◆ **EXERCISE**:
Say how many lines contain the word "Pump". Only the number should be given.

◆ **INPUT MATERIAL**:
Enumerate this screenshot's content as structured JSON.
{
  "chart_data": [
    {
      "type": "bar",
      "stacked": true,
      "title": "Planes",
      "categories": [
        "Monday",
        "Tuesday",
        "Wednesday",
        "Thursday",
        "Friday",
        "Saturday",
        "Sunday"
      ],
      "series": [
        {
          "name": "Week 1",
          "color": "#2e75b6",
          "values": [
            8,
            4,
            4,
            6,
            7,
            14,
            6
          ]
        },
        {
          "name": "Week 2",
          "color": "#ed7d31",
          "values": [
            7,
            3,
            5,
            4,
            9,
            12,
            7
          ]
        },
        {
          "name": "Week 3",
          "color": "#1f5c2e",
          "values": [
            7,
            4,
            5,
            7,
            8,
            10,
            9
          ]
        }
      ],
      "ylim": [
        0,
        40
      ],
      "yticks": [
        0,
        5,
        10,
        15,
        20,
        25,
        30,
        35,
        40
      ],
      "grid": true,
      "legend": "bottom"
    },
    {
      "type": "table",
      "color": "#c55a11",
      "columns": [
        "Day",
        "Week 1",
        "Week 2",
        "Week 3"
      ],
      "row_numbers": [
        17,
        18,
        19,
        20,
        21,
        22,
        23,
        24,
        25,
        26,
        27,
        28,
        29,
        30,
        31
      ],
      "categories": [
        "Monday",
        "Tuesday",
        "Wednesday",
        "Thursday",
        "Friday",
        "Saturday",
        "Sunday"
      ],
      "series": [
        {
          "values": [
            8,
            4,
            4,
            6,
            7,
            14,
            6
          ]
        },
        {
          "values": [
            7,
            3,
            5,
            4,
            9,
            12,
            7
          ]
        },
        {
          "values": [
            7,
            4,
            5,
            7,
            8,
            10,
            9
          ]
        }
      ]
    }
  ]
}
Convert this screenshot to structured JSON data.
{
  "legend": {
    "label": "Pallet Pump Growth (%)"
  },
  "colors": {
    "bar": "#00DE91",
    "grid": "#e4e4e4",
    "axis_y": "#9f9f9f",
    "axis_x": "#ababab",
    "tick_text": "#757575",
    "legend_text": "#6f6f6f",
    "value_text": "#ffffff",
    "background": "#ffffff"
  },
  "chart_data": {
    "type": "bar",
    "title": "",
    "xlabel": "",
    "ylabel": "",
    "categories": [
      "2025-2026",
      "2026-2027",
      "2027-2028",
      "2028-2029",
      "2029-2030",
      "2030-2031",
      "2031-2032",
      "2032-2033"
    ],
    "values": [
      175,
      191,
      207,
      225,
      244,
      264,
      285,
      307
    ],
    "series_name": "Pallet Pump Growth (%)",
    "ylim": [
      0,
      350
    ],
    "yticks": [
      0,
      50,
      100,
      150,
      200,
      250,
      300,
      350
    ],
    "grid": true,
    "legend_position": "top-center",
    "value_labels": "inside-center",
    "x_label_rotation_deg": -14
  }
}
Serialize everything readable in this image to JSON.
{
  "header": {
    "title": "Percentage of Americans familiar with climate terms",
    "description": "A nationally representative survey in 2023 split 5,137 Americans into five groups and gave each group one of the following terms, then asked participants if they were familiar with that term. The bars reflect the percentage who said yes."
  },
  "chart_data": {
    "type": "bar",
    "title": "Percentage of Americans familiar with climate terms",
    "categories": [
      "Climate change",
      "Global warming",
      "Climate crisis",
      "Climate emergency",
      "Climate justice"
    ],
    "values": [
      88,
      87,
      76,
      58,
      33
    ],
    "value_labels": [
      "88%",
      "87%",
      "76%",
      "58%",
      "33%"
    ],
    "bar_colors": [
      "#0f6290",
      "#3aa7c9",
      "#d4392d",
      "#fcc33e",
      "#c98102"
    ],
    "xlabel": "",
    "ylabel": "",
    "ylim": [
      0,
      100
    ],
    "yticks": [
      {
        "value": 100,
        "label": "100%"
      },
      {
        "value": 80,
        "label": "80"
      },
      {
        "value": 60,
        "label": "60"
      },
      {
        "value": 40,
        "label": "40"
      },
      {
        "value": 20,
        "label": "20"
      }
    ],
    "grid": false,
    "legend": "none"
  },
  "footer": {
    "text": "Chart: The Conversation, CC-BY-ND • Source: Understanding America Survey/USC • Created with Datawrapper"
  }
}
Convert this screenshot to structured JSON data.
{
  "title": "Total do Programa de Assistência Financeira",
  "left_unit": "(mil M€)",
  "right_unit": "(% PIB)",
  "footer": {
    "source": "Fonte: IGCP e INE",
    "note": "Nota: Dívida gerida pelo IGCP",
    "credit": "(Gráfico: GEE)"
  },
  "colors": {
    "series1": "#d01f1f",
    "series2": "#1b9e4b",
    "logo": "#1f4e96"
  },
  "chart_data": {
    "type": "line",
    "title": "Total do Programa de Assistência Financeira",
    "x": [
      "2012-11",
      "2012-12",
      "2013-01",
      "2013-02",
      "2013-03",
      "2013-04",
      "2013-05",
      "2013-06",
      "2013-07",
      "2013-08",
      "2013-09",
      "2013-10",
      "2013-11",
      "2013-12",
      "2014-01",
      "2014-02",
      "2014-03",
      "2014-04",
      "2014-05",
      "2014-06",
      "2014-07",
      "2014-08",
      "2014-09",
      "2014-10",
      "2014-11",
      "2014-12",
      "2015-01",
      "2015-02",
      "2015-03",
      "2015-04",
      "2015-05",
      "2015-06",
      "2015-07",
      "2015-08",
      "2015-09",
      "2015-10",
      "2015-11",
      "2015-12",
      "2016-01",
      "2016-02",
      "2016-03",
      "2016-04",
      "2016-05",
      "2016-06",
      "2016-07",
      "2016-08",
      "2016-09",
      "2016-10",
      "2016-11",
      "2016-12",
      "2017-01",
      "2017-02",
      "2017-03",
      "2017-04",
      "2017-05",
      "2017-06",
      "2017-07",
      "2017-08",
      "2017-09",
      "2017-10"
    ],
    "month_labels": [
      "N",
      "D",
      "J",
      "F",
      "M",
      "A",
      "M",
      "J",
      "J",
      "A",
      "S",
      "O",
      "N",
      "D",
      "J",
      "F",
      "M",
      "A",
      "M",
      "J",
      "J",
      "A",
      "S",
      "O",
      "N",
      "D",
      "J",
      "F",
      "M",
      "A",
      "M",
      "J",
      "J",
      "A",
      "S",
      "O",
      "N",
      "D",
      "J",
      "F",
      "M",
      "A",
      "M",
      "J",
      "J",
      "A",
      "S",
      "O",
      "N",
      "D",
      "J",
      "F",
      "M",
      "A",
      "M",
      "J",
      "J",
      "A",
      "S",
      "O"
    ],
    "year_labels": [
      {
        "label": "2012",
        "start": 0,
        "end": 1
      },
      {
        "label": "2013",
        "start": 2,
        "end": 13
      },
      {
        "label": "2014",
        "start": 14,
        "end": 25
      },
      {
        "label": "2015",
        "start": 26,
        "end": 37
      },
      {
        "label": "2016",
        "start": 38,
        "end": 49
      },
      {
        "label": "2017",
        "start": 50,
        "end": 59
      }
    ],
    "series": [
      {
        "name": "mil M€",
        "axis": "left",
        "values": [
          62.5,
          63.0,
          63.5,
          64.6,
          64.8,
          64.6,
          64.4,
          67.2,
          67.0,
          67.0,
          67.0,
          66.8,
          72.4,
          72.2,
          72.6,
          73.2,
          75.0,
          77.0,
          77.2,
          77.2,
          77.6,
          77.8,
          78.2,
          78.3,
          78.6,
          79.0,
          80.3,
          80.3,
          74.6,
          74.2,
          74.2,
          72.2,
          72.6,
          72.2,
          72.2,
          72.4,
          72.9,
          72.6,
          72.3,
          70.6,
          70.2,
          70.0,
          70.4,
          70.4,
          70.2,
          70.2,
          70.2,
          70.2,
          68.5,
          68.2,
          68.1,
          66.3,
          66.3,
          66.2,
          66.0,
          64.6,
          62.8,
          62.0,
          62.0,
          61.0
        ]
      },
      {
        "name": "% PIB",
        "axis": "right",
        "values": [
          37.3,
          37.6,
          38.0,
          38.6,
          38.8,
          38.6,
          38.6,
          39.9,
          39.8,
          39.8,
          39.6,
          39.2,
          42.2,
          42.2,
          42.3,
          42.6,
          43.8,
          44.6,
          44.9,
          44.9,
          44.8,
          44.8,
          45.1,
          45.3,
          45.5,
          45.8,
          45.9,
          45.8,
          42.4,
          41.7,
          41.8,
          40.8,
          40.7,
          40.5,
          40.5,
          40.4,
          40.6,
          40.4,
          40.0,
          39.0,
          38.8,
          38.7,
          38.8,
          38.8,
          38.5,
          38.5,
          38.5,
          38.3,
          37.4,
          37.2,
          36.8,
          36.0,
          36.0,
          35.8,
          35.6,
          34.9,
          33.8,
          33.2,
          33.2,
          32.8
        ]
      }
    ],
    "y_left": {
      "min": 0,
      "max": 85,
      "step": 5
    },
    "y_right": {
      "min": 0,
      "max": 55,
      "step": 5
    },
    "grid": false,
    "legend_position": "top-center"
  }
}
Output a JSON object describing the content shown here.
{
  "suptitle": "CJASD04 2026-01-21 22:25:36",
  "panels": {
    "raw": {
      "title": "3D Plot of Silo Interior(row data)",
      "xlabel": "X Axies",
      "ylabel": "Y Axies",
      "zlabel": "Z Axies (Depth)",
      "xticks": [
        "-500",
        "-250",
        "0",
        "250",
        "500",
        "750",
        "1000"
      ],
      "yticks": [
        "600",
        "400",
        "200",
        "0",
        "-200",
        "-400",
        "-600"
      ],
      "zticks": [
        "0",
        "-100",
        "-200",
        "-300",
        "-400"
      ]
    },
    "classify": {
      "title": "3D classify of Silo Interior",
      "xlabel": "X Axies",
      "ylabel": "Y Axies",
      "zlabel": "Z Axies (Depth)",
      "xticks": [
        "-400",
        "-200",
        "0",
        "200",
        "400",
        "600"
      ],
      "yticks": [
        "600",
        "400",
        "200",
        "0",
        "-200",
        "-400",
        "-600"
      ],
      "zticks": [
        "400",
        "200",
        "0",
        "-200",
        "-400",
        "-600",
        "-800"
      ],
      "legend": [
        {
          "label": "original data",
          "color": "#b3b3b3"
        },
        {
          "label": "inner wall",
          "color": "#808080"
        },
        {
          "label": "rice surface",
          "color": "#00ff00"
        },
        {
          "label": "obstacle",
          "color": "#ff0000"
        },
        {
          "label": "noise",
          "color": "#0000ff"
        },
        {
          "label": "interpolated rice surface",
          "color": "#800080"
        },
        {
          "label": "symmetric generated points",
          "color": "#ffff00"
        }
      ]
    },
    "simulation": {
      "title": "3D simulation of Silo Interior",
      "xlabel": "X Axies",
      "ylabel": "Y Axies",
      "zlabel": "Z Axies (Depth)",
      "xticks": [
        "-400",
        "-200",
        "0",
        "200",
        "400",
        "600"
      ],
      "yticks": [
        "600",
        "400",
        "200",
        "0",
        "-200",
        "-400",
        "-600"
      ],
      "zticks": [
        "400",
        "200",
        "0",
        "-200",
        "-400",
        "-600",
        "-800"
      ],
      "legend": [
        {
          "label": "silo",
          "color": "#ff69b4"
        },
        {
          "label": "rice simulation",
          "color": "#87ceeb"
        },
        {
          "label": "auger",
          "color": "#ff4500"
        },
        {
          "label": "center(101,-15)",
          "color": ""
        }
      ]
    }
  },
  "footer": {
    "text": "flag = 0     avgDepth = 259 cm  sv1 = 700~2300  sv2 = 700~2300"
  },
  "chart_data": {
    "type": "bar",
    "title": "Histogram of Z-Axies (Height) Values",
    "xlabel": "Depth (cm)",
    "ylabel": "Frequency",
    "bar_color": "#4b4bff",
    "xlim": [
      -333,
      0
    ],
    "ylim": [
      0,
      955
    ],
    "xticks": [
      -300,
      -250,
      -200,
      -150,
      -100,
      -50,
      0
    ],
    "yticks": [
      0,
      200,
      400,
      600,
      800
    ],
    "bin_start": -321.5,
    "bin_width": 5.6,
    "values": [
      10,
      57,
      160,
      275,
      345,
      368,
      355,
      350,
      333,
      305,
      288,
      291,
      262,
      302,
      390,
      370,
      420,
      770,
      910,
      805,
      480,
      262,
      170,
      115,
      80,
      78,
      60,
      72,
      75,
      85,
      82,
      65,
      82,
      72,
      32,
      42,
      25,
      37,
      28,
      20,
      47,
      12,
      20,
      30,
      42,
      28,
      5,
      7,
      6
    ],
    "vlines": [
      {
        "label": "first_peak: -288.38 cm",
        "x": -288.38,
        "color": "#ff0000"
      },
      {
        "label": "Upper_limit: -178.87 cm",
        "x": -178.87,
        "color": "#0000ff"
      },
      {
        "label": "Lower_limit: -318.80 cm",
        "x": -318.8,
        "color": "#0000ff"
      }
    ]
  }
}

◆ **THE OUTPUT**:
2